*Task brief*. Pick out each line containing the string "Ronny" and copy it.

A block of data:
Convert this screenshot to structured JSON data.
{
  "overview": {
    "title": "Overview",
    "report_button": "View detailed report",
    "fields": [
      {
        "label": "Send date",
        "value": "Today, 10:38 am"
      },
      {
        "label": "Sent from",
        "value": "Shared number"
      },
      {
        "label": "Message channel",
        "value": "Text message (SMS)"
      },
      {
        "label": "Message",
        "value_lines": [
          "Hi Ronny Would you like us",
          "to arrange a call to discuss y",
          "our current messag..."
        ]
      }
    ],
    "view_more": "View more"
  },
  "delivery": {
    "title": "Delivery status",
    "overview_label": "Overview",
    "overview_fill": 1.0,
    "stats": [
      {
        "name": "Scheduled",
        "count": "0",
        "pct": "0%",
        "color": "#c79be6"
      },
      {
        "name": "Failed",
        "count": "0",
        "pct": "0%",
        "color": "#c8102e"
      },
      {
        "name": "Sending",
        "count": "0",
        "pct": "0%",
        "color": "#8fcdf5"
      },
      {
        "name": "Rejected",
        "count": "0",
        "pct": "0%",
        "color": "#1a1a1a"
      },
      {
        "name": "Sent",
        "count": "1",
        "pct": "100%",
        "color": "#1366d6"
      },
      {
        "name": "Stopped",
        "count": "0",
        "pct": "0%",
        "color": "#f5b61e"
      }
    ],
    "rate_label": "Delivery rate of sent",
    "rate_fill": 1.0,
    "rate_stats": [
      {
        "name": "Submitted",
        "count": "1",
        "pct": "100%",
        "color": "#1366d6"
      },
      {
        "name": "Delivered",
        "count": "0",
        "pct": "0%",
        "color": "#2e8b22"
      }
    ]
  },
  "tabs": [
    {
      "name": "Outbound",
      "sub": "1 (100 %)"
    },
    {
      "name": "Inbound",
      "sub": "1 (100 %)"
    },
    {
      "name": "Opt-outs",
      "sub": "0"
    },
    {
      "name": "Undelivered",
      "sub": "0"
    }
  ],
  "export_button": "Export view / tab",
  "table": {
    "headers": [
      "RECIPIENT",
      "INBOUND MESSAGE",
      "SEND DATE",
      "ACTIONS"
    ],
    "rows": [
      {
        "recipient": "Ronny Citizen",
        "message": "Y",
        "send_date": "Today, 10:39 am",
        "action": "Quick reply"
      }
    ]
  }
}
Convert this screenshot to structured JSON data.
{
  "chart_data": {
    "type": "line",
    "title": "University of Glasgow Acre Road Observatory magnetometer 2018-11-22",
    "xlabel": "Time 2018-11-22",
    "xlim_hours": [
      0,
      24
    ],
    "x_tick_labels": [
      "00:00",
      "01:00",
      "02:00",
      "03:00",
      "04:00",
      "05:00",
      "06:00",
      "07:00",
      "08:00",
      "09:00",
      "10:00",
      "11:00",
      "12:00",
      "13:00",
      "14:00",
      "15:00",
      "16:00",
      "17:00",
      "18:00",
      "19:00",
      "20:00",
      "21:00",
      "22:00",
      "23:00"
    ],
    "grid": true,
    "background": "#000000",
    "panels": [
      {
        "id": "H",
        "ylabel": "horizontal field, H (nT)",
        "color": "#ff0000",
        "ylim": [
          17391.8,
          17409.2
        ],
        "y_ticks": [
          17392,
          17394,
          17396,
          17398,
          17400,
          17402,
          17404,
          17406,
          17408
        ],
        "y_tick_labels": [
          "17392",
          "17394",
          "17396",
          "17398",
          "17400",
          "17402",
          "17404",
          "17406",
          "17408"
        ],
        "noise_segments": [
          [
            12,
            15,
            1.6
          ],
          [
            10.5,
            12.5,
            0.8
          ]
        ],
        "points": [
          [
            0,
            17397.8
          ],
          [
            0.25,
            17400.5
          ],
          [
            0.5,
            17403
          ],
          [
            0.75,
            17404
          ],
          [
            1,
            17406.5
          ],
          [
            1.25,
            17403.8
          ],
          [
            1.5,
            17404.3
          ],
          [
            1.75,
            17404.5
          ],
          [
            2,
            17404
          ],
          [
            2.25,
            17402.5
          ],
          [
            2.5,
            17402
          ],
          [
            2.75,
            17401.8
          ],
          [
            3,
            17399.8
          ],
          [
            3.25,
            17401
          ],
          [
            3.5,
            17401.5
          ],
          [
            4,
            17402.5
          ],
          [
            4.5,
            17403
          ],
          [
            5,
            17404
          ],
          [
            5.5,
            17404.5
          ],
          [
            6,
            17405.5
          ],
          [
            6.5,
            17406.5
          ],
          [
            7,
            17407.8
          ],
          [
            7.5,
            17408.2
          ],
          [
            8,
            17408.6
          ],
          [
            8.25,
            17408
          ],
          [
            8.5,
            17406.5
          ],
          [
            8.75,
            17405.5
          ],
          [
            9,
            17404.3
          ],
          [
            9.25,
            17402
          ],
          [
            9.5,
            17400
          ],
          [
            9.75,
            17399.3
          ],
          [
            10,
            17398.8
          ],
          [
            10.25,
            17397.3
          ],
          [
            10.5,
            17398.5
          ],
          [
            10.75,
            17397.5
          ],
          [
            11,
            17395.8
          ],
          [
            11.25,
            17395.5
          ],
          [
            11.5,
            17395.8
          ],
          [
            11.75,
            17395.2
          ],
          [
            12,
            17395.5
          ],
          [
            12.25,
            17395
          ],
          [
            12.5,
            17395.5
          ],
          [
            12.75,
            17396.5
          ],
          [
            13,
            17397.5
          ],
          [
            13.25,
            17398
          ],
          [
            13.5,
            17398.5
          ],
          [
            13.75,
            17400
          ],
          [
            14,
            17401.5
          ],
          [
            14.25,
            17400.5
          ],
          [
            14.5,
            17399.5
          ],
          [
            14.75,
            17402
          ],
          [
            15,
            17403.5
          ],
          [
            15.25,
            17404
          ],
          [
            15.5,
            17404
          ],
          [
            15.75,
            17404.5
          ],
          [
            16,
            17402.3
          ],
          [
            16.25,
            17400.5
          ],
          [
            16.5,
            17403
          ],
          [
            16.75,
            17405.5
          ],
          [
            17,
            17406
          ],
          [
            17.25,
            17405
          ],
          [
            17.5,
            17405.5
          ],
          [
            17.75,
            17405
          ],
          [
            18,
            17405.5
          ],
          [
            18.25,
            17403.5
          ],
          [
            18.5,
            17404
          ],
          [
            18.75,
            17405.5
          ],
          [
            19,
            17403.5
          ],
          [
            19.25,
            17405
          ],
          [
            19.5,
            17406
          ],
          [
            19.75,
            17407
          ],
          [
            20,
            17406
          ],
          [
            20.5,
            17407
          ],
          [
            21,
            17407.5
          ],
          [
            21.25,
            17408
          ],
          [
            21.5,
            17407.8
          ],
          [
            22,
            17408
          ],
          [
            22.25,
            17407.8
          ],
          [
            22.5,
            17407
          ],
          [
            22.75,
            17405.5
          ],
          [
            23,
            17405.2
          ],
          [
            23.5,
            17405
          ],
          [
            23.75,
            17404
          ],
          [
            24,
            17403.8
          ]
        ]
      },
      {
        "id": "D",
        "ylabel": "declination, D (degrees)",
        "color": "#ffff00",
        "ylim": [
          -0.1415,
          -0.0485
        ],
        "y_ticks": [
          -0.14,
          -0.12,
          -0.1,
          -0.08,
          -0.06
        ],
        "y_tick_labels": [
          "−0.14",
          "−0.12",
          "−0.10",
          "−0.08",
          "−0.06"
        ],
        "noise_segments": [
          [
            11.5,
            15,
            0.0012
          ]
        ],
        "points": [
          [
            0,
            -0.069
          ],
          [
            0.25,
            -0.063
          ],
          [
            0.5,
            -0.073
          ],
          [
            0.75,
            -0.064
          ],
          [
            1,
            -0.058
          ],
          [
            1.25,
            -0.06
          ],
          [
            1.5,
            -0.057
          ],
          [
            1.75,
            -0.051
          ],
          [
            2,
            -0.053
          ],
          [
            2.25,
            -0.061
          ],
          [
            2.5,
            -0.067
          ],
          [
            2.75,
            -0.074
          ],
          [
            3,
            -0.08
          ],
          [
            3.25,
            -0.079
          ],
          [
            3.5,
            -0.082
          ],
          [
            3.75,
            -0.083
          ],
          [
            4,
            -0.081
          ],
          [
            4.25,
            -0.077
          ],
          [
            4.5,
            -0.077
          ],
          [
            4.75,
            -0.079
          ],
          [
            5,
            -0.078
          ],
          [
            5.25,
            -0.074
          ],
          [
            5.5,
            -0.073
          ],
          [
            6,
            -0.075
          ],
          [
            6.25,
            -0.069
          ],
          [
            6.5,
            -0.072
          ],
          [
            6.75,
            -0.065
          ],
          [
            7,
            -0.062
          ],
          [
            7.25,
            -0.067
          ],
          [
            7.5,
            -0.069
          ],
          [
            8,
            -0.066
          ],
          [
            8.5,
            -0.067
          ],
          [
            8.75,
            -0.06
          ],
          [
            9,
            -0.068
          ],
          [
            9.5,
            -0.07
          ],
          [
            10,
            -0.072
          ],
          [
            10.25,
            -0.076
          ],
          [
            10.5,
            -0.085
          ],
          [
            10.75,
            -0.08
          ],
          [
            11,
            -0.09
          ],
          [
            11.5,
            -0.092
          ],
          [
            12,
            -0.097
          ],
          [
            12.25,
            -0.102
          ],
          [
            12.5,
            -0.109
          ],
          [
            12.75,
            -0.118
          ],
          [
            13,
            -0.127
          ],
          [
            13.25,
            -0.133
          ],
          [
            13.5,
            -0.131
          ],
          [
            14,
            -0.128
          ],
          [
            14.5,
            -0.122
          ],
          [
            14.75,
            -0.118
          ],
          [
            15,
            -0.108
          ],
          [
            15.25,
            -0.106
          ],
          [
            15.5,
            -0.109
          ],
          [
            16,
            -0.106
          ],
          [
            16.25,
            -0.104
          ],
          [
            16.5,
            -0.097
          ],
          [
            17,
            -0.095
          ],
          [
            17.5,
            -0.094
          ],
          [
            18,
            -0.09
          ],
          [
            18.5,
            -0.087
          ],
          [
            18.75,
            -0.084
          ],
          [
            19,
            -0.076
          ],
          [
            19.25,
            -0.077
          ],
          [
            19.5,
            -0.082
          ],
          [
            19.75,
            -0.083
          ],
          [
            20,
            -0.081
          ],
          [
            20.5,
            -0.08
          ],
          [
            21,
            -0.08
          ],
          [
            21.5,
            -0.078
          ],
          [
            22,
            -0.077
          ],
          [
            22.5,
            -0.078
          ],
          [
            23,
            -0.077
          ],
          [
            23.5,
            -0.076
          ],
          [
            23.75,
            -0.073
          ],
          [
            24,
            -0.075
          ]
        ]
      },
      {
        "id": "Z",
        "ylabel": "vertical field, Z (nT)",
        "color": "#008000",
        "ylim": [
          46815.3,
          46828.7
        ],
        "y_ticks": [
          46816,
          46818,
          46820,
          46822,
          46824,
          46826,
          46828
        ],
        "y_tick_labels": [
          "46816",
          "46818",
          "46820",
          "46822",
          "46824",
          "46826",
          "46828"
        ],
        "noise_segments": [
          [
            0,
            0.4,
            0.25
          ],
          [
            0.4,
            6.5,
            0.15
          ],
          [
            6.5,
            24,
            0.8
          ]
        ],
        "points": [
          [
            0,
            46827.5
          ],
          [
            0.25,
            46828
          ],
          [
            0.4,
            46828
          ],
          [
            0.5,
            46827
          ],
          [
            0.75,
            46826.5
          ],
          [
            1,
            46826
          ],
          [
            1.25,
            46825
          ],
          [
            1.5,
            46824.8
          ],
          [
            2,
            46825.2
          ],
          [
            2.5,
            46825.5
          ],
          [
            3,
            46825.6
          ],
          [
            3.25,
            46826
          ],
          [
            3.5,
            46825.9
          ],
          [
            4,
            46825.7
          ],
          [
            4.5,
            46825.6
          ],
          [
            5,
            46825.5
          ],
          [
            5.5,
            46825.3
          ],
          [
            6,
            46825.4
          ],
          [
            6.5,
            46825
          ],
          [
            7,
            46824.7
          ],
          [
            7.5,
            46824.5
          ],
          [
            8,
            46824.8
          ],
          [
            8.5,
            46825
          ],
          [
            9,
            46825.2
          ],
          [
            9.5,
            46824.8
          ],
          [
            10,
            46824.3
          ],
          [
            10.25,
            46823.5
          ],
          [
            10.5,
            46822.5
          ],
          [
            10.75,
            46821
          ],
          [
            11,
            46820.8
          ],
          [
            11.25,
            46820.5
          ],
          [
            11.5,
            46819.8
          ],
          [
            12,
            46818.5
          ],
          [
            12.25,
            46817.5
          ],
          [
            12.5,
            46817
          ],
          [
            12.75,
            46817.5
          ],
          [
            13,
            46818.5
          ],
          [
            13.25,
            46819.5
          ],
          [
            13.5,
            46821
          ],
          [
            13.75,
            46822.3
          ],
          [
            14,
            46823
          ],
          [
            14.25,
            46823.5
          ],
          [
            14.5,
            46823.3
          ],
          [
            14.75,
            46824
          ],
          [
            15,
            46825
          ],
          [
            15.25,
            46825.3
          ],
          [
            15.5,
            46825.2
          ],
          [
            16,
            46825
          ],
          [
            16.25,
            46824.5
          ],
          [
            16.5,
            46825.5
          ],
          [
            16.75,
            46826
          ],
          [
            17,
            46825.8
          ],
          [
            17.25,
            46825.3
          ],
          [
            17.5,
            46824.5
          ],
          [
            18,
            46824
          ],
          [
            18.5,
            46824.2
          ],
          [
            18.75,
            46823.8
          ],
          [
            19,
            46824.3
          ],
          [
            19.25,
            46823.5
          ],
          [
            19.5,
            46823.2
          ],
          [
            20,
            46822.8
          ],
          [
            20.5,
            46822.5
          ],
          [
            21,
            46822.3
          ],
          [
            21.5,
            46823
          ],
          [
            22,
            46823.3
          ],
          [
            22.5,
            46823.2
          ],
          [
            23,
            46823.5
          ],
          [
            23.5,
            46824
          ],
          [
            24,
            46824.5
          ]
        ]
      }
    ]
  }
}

*Problem solution*.
          "Hi Ronny Would you like us",
        "recipient": "Ronny Citizen",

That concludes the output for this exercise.